● Problem requirements
What lines of the data include the string "will"? Copy them all.
======== Material
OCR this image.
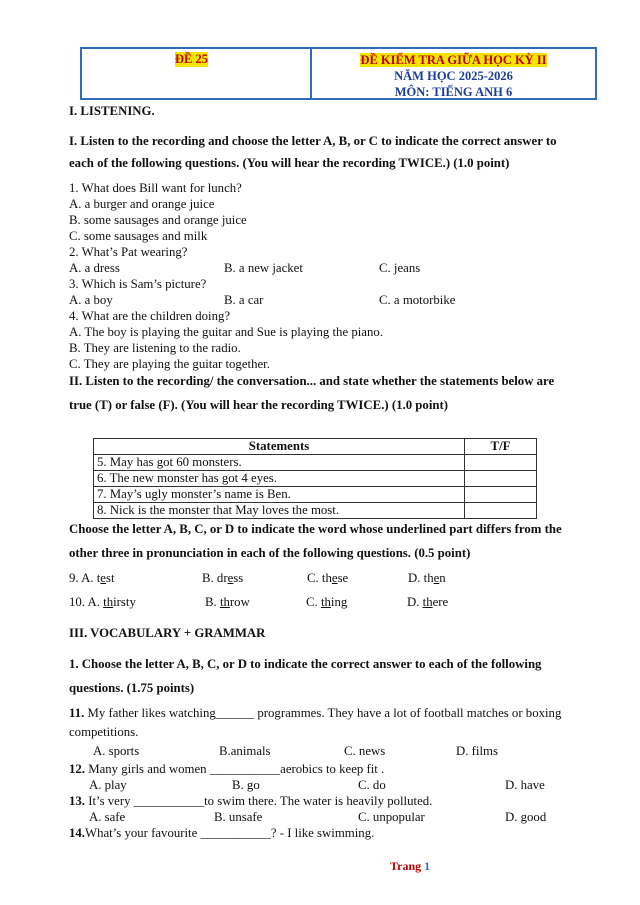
ĐỀ 25	ĐỀ KIỂM TRA GIỮA HỌC KỲ II
NĂM HỌC 2025-2026
MÔN: TIẾNG ANH 6
I. LISTENING.
I. Listen to the recording and choose the letter A, B, or C to indicate the correct answer to
each of the following questions. (You will hear the recording TWICE.) (1.0 point)
1. What does Bill want for lunch?
A. a burger and orange juice
B. some sausages and orange juice
C. some sausages and milk
2. What’s Pat wearing?
A. a dress	B. a new jacket	C. jeans
3. Which is Sam’s picture?
A. a boy	B. a car	C. a motorbike
4. What are the children doing?
A. The boy is playing the guitar and Sue is playing the piano.
B. They are listening to the radio.
C. They are playing the guitar together.
II. Listen to the recording/ the conversation... and state whether the statements below are
true (T) or false (F). (You will hear the recording TWICE.) (1.0 point)
Statements	T/F
5. May has got 60 monsters.	
6. The new monster has got 4 eyes.	
7. May’s ugly monster’s name is Ben.	
8. Nick is the monster that May loves the most.	
Choose the letter A, B, C, or D to indicate the word whose underlined part differs from the
other three in pronunciation in each of the following questions. (0.5 point)
9. A. test	B. dress	C. these	D. then
10. A. thirsty	B. throw	C. thing	D. there
III. VOCABULARY + GRAMMAR
1. Choose the letter A, B, C, or D to indicate the correct answer to each of the following
questions. (1.75 points)
11. My father likes watching______ programmes. They have a lot of football matches or boxing
competitions.
A. sports	B.animals	C. news	D. films
12. Many girls and women ___________aerobics to keep fit .
A. play	B. go	C. do	D. have
13. It’s very ___________to swim there. The water is heavily polluted.
A. safe	B. unsafe	C. unpopular	D. good
14.What’s your favourite ___________? - I like swimming.
Trang 1
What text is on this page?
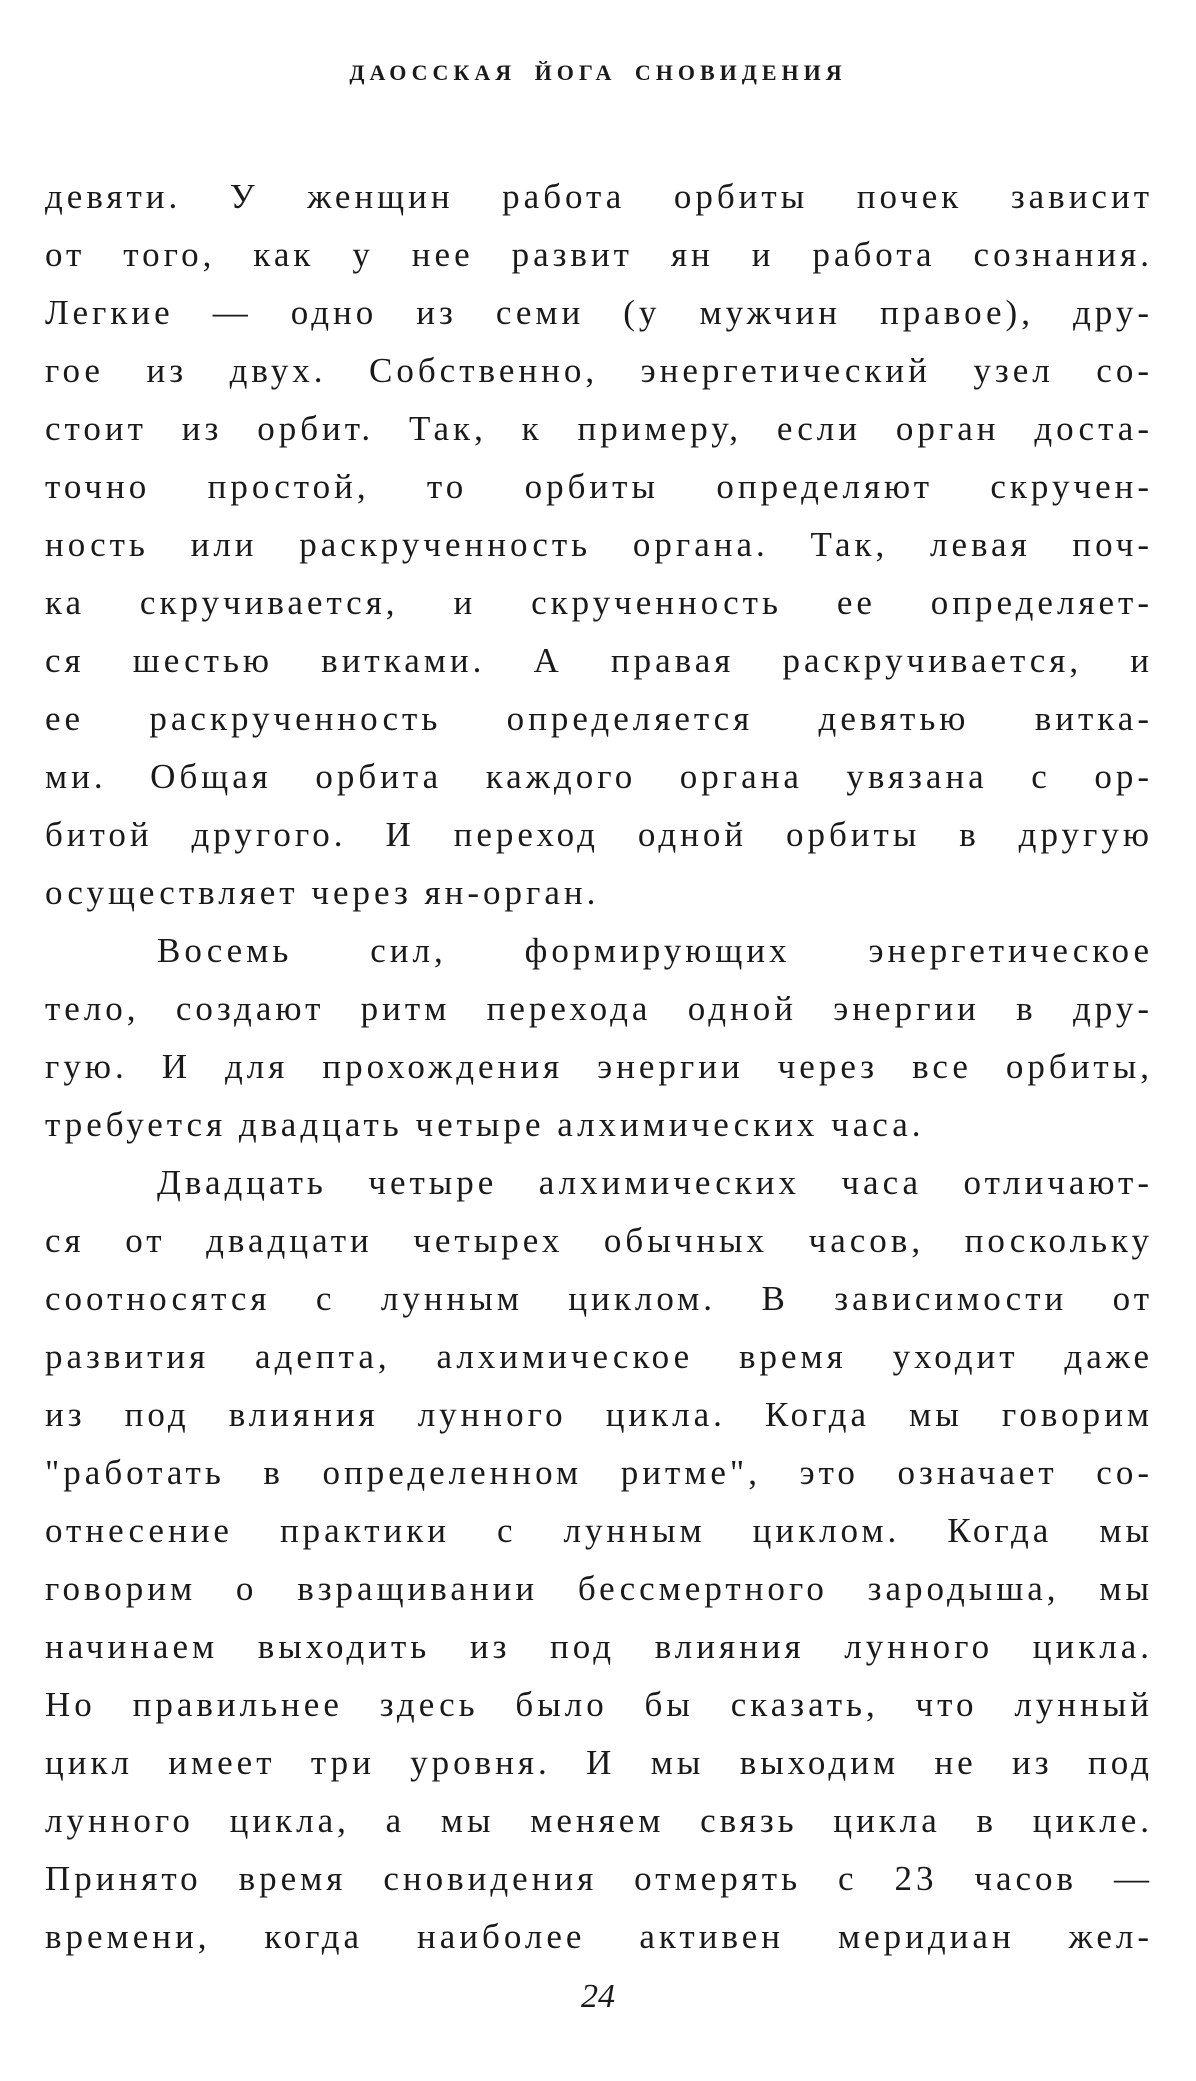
ДАОССКАЯ ЙОГА СНОВИДЕНИЯ
девяти. У женщин работа орбиты почек зависит
от того, как у нее развит ян и работа сознания.
Легкие — одно из семи (у мужчин правое), дру-
гое из двух. Собственно, энергетический узел со-
стоит из орбит. Так, к примеру, если орган доста-
точно простой, то орбиты определяют скручен-
ность или раскрученность органа. Так, левая поч-
ка скручивается, и скрученность ее определяет-
ся шестью витками. А правая раскручивается, и
ее раскрученность определяется девятью витка-
ми. Общая орбита каждого органа увязана с ор-
битой другого. И переход одной орбиты в другую
осуществляет через ян-орган.
Восемь сил, формирующих энергетическое
тело, создают ритм перехода одной энергии в дру-
гую. И для прохождения энергии через все орбиты,
требуется двадцать четыре алхимических часа.
Двадцать четыре алхимических часа отличают-
ся от двадцати четырех обычных часов, поскольку
соотносятся с лунным циклом. В зависимости от
развития адепта, алхимическое время уходит даже
из под влияния лунного цикла. Когда мы говорим
"работать в определенном ритме", это означает со-
отнесение практики с лунным циклом. Когда мы
говорим о взращивании бессмертного зародыша, мы
начинаем выходить из под влияния лунного цикла.
Но правильнее здесь было бы сказать, что лунный
цикл имеет три уровня. И мы выходим не из под
лунного цикла, а мы меняем связь цикла в цикле.
Принято время сновидения отмерять с 23 часов —
времени, когда наиболее активен меридиан жел-
24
================
● Solution to this exercise
each of the following questions. (You will hear the recording TWICE.) (1.0 point)
true (T) or false (F). (You will hear the recording TWICE.) (1.0 point)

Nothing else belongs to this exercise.